## begin
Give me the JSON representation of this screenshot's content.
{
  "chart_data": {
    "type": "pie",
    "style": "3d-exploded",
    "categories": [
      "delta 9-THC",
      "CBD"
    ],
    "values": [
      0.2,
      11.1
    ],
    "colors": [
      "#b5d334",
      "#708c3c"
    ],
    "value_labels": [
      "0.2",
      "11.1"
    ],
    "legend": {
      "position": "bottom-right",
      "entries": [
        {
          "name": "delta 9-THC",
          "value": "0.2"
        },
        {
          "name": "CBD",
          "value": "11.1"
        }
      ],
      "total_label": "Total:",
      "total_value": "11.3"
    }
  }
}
## end
> **What the task asks**:
Your task is to quote all of the data word for word.

> **Solution to this problem**:
Give me the JSON representation of this screenshot's content.
{
  "chart_data": {
    "type": "pie",
    "style": "3d-exploded",
    "categories": [
      "delta 9-THC",
      "CBD"
    ],
    "values": [
      0.2,
      11.1
    ],
    "colors": [
      "#b5d334",
      "#708c3c"
    ],
    "value_labels": [
      "0.2",
      "11.1"
    ],
    "legend": {
      "position": "bottom-right",
      "entries": [
        {
          "name": "delta 9-THC",
          "value": "0.2"
        },
        {
          "name": "CBD",
          "value": "11.1"
        }
      ],
      "total_label": "Total:",
      "total_value": "11.3"
    }
  }
}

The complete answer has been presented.